PROBLEM STATEMENT
Sort through the entries below and pull out lines containing the word "Events".

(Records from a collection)
** Begin **

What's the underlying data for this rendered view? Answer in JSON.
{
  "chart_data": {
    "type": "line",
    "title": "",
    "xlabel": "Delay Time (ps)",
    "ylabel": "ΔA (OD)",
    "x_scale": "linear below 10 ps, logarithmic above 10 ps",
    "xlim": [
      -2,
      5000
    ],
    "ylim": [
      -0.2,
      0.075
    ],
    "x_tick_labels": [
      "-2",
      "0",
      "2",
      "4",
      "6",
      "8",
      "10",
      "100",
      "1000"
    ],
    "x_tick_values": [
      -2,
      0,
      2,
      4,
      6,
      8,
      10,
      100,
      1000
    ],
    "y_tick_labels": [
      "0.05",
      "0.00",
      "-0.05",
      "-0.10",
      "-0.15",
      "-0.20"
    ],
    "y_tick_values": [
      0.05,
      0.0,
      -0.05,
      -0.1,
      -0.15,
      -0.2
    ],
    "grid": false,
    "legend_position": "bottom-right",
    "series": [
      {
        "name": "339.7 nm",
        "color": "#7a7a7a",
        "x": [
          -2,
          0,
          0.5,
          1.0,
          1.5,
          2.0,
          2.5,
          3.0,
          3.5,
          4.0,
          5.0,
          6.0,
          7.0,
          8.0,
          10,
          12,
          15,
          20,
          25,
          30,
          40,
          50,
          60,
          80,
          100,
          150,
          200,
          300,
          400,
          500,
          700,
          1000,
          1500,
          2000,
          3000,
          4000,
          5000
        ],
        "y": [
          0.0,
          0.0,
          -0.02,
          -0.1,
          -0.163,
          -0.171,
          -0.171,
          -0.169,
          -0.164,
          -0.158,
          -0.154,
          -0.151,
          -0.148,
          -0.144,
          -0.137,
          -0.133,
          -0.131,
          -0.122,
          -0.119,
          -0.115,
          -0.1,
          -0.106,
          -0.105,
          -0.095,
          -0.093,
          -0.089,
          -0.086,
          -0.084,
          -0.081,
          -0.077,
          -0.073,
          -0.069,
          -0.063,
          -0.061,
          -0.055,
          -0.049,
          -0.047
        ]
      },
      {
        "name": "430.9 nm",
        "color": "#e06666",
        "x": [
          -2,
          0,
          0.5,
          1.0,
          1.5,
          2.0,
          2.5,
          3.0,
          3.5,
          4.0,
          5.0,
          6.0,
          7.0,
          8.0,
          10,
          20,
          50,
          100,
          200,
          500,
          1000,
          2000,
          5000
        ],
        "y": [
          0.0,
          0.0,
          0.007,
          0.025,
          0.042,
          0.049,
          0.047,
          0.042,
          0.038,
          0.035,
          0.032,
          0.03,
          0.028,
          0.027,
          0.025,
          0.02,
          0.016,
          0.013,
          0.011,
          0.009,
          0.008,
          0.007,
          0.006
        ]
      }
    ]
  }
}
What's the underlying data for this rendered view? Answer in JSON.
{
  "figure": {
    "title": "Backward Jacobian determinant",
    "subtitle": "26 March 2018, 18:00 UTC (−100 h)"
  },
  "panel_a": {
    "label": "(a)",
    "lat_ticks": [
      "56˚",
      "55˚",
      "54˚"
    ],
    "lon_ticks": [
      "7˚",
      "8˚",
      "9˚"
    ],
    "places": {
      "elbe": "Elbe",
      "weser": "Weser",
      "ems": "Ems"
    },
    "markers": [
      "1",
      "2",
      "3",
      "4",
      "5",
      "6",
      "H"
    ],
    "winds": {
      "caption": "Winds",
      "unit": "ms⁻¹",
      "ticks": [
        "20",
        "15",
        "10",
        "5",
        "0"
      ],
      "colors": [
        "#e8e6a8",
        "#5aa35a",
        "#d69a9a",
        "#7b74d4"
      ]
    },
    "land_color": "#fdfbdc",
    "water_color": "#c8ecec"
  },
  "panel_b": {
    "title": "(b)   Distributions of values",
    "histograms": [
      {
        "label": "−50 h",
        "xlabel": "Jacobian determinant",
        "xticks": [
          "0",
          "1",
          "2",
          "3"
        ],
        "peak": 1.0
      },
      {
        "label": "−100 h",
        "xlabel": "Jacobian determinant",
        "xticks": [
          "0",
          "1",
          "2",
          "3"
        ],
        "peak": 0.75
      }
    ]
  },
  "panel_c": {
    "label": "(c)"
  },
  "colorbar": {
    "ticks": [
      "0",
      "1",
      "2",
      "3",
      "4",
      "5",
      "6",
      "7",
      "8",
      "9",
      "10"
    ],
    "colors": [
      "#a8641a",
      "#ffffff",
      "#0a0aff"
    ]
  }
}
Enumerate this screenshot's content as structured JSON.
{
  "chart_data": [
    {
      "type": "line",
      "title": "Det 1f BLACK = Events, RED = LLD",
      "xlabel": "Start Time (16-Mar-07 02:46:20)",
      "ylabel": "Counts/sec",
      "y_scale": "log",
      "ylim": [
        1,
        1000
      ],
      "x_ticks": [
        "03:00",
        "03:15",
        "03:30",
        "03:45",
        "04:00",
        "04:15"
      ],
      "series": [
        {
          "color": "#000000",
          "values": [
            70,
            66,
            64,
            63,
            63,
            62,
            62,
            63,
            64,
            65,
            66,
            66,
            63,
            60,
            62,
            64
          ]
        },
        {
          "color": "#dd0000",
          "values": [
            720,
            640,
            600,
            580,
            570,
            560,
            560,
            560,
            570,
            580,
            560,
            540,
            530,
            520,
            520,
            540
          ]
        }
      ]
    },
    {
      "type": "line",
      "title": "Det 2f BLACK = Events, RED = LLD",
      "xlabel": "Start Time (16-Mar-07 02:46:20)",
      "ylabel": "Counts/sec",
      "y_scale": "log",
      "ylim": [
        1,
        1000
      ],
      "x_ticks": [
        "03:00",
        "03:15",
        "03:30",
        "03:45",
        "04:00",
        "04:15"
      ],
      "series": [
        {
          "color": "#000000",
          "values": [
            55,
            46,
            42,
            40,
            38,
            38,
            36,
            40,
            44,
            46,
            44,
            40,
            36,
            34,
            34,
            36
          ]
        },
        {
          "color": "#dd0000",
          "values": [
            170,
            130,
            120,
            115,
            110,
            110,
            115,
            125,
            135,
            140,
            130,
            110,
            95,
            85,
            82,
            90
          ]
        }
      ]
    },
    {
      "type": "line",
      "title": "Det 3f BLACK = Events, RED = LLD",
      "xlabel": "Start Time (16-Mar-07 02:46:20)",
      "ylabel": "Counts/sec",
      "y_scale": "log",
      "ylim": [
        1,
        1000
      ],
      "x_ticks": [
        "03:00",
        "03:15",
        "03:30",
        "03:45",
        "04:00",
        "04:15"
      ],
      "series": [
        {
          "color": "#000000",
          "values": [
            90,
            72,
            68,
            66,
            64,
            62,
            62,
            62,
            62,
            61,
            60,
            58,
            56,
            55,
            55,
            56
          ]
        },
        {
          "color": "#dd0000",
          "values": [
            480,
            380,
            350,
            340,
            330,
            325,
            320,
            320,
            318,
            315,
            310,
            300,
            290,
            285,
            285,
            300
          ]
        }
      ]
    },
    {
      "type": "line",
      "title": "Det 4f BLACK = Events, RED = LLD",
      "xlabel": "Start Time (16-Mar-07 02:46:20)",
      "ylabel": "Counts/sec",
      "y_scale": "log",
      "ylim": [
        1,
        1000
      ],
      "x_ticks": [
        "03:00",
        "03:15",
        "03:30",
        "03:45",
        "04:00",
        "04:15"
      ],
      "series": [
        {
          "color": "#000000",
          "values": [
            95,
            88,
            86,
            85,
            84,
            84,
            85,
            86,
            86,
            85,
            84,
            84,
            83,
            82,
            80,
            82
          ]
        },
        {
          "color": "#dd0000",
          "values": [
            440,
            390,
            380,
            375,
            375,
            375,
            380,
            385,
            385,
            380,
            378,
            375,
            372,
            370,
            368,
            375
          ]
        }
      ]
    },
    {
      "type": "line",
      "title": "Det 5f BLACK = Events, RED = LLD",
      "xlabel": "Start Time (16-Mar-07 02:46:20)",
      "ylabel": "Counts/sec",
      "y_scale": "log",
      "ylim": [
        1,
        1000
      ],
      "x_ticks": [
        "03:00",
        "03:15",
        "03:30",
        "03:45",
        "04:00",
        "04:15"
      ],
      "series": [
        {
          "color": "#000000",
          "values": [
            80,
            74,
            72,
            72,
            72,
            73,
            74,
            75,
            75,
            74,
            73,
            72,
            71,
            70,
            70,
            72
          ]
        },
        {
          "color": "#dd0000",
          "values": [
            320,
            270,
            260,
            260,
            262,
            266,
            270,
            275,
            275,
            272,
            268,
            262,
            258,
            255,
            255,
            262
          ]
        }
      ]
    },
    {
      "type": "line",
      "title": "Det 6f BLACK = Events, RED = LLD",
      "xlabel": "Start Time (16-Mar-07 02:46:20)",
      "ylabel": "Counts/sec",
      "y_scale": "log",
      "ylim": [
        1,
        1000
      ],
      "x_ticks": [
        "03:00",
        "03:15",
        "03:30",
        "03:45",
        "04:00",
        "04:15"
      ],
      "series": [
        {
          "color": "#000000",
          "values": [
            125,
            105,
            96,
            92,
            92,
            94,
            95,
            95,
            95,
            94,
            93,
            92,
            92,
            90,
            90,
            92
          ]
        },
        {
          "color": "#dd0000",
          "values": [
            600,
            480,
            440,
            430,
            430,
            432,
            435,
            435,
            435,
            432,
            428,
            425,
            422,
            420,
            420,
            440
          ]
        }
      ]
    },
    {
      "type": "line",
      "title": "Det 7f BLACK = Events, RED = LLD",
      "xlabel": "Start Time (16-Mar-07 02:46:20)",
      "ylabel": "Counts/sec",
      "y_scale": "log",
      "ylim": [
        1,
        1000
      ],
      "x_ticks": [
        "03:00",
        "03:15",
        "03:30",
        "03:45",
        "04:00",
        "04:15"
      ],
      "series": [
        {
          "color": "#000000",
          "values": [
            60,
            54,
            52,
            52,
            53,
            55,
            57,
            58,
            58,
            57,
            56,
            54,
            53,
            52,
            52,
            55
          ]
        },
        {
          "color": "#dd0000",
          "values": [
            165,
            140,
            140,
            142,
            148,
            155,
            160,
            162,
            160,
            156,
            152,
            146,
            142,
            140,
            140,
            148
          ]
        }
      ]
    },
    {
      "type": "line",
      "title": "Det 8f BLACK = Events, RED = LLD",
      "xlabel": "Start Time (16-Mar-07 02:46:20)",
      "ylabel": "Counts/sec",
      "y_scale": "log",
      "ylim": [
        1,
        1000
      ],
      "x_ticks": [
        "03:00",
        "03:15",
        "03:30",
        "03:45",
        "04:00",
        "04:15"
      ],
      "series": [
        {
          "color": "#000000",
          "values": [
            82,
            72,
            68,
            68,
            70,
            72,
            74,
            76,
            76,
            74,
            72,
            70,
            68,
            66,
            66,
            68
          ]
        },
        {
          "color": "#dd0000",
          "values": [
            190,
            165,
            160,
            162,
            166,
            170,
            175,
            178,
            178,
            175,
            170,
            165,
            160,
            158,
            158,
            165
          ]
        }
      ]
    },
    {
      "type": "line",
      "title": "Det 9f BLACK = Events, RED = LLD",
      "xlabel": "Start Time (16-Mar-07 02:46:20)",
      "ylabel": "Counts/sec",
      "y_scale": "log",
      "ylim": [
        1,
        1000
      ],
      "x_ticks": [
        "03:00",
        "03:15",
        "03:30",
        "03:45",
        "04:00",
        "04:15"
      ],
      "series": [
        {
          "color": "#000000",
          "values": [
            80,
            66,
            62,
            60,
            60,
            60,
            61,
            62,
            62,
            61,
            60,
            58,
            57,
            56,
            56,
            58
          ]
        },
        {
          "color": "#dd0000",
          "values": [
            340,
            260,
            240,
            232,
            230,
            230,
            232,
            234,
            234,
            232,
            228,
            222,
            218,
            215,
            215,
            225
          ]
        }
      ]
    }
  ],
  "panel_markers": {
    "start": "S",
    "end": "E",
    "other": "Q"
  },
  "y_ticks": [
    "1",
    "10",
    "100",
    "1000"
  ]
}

** End **

RESULT OF THIS EXERCISE
      "title": "Det 1f BLACK = Events, RED = LLD",
      "title": "Det 2f BLACK = Events, RED = LLD",
      "title": "Det 3f BLACK = Events, RED = LLD",
      "title": "Det 4f BLACK = Events, RED = LLD",
      "title": "Det 5f BLACK = Events, RED = LLD",
      "title": "Det 6f BLACK = Events, RED = LLD",
      "title": "Det 7f BLACK = Events, RED = LLD",
      "title": "Det 8f BLACK = Events, RED = LLD",
      "title": "Det 9f BLACK = Events, RED = LLD",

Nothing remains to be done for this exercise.